====== Provided data ======
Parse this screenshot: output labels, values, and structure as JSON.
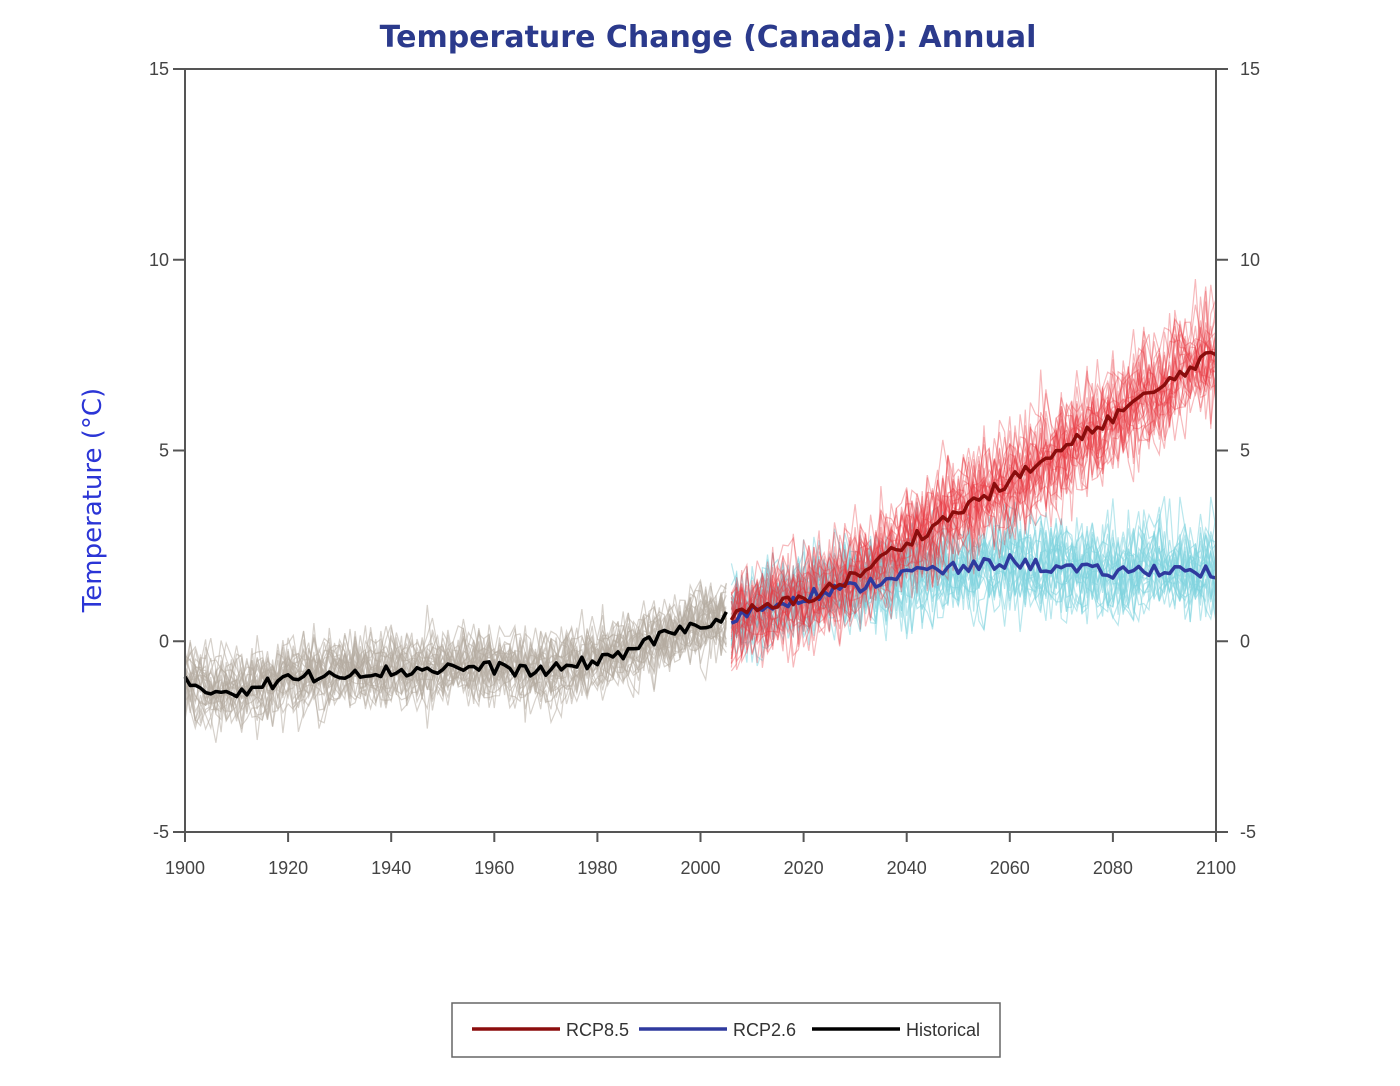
{
  "chart_data": {
    "type": "line",
    "title": "Temperature Change (Canada): Annual",
    "ylabel": "Temperature (°C)",
    "xlabel": "",
    "xlim": [
      1900,
      2100
    ],
    "ylim": [
      -5,
      15
    ],
    "xticks": [
      "1900",
      "1920",
      "1940",
      "1960",
      "1980",
      "2000",
      "2020",
      "2040",
      "2060",
      "2080",
      "2100"
    ],
    "yticks": [
      "15",
      "10",
      "5",
      "0",
      "-5"
    ],
    "y_axis_right": true,
    "grid": false,
    "legend_position": "bottom-center",
    "colors": {
      "title": "#2b3a8c",
      "ylabel": "#2b35d6",
      "rcp85_mean": "#8b0d0d",
      "rcp85_members": "#e8363f",
      "rcp26_mean": "#2f3a9e",
      "rcp26_members": "#7fd3df",
      "historical_mean": "#000000",
      "historical_members": "#b5aba1"
    },
    "series": [
      {
        "name": "RCP8.5",
        "x": [
          2006,
          2010,
          2020,
          2030,
          2040,
          2050,
          2060,
          2070,
          2080,
          2090,
          2098,
          2100
        ],
        "y": [
          0.6,
          0.8,
          1.1,
          1.7,
          2.6,
          3.4,
          4.2,
          5.0,
          5.9,
          6.7,
          7.5,
          7.4
        ]
      },
      {
        "name": "RCP2.6",
        "x": [
          2006,
          2010,
          2020,
          2030,
          2040,
          2050,
          2060,
          2070,
          2080,
          2090,
          2100
        ],
        "y": [
          0.6,
          0.8,
          1.2,
          1.4,
          1.8,
          1.9,
          2.1,
          1.9,
          1.8,
          1.9,
          1.8
        ]
      },
      {
        "name": "Historical",
        "x": [
          1900,
          1905,
          1910,
          1920,
          1930,
          1940,
          1950,
          1960,
          1970,
          1980,
          1985,
          1990,
          1995,
          2000,
          2005
        ],
        "y": [
          -1.1,
          -1.3,
          -1.3,
          -1.0,
          -0.8,
          -0.8,
          -0.7,
          -0.7,
          -0.8,
          -0.5,
          -0.3,
          0.0,
          0.2,
          0.5,
          0.6
        ]
      }
    ],
    "ensembles": [
      {
        "group": "Historical",
        "x_start": 1900,
        "x_end": 2005,
        "members": 30,
        "spread": 1.0
      },
      {
        "group": "RCP2.6",
        "x_start": 2006,
        "x_end": 2100,
        "members": 25,
        "spread": 1.4
      },
      {
        "group": "RCP8.5",
        "x_start": 2006,
        "x_end": 2100,
        "members": 30,
        "spread": 1.6
      }
    ],
    "legend": [
      "RCP8.5",
      "RCP2.6",
      "Historical"
    ]
  }
}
======
Required task: Quote the entries in full. Any image among them is to be omitted from the copy.

Answer to the problem:
Parse this screenshot: output labels, values, and structure as JSON.
{
  "chart_data": {
    "type": "line",
    "title": "Temperature Change (Canada): Annual",
    "ylabel": "Temperature (°C)",
    "xlabel": "",
    "xlim": [
      1900,
      2100
    ],
    "ylim": [
      -5,
      15
    ],
    "xticks": [
      "1900",
      "1920",
      "1940",
      "1960",
      "1980",
      "2000",
      "2020",
      "2040",
      "2060",
      "2080",
      "2100"
    ],
    "yticks": [
      "15",
      "10",
      "5",
      "0",
      "-5"
    ],
    "y_axis_right": true,
    "grid": false,
    "legend_position": "bottom-center",
    "colors": {
      "title": "#2b3a8c",
      "ylabel": "#2b35d6",
      "rcp85_mean": "#8b0d0d",
      "rcp85_members": "#e8363f",
      "rcp26_mean": "#2f3a9e",
      "rcp26_members": "#7fd3df",
      "historical_mean": "#000000",
      "historical_members": "#b5aba1"
    },
    "series": [
      {
        "name": "RCP8.5",
        "x": [
          2006,
          2010,
          2020,
          2030,
          2040,
          2050,
          2060,
          2070,
          2080,
          2090,
          2098,
          2100
        ],
        "y": [
          0.6,
          0.8,
          1.1,
          1.7,
          2.6,
          3.4,
          4.2,
          5.0,
          5.9,
          6.7,
          7.5,
          7.4
        ]
      },
      {
        "name": "RCP2.6",
        "x": [
          2006,
          2010,
          2020,
          2030,
          2040,
          2050,
          2060,
          2070,
          2080,
          2090,
          2100
        ],
        "y": [
          0.6,
          0.8,
          1.2,
          1.4,
          1.8,
          1.9,
          2.1,
          1.9,
          1.8,
          1.9,
          1.8
        ]
      },
      {
        "name": "Historical",
        "x": [
          1900,
          1905,
          1910,
          1920,
          1930,
          1940,
          1950,
          1960,
          1970,
          1980,
          1985,
          1990,
          1995,
          2000,
          2005
        ],
        "y": [
          -1.1,
          -1.3,
          -1.3,
          -1.0,
          -0.8,
          -0.8,
          -0.7,
          -0.7,
          -0.8,
          -0.5,
          -0.3,
          0.0,
          0.2,
          0.5,
          0.6
        ]
      }
    ],
    "ensembles": [
      {
        "group": "Historical",
        "x_start": 1900,
        "x_end": 2005,
        "members": 30,
        "spread": 1.0
      },
      {
        "group": "RCP2.6",
        "x_start": 2006,
        "x_end": 2100,
        "members": 25,
        "spread": 1.4
      },
      {
        "group": "RCP8.5",
        "x_start": 2006,
        "x_end": 2100,
        "members": 30,
        "spread": 1.6
      }
    ],
    "legend": [
      "RCP8.5",
      "RCP2.6",
      "Historical"
    ]
  }
}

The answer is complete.